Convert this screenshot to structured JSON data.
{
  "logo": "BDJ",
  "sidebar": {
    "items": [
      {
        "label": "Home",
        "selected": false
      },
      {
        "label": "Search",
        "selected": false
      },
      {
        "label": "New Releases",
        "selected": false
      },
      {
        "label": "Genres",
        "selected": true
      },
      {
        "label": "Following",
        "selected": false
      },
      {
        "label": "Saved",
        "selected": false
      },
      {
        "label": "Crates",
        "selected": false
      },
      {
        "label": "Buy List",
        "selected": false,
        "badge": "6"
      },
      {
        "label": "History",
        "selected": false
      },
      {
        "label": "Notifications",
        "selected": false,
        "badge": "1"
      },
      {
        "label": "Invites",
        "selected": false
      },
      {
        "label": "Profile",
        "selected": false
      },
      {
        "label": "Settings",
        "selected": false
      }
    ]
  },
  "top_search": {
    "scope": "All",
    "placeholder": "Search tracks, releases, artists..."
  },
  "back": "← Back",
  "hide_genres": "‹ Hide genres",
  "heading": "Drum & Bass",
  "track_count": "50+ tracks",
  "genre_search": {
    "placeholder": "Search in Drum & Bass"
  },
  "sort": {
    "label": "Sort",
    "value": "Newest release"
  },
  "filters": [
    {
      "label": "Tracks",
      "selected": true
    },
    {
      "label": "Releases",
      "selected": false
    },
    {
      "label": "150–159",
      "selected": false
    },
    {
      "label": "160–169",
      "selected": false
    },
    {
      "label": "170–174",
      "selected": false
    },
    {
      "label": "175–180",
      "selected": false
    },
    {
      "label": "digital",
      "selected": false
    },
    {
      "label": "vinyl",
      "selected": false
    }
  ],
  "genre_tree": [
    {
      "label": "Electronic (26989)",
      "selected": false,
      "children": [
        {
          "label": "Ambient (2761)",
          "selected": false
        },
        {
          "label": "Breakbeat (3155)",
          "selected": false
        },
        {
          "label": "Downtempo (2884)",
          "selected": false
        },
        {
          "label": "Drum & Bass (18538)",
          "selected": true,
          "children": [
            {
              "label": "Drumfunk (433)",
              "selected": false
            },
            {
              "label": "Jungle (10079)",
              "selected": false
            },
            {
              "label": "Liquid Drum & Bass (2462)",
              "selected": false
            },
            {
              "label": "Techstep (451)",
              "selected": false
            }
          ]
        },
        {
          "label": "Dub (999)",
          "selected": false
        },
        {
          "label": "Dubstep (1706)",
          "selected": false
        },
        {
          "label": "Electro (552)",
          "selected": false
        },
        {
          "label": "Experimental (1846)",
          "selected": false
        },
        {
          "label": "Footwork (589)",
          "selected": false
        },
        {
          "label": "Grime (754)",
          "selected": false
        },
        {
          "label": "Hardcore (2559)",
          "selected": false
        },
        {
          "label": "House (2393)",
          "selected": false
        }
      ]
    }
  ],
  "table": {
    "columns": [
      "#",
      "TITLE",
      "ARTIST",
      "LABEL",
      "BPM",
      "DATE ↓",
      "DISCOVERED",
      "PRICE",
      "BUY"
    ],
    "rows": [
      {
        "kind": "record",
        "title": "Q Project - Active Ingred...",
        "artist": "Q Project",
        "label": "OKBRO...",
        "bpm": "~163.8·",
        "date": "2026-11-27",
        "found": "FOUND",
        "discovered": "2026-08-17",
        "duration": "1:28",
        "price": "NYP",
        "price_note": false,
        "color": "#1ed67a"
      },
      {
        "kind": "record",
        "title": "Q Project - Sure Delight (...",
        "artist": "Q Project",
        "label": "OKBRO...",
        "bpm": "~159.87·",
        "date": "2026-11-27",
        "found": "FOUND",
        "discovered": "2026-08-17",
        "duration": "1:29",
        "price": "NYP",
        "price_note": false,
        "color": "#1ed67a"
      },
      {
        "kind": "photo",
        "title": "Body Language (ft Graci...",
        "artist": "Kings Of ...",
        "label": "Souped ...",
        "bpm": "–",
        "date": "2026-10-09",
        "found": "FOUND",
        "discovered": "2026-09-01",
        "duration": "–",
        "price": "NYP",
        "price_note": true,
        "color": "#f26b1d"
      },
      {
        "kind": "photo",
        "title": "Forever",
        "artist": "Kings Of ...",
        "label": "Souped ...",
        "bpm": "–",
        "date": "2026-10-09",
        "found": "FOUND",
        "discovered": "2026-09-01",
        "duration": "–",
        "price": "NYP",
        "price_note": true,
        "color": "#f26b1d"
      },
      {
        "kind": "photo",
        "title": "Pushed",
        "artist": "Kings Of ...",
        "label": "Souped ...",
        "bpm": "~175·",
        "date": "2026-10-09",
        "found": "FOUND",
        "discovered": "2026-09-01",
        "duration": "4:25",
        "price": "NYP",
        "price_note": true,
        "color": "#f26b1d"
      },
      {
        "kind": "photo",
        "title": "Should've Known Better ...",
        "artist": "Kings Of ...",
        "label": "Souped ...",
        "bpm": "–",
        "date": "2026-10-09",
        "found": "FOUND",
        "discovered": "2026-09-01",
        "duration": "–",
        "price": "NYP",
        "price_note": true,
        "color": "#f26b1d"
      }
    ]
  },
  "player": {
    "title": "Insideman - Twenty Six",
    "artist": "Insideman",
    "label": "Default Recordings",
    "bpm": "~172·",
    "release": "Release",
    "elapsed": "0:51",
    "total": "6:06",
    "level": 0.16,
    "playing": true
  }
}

* **The request**
Leave out every line without the string "Bass" and copy the rest.

* **Worked answer**
  "heading": "Drum & Bass",
    "placeholder": "Search in Drum & Bass"
          "label": "Drum & Bass (18538)",
              "label": "Liquid Drum & Bass (2462)",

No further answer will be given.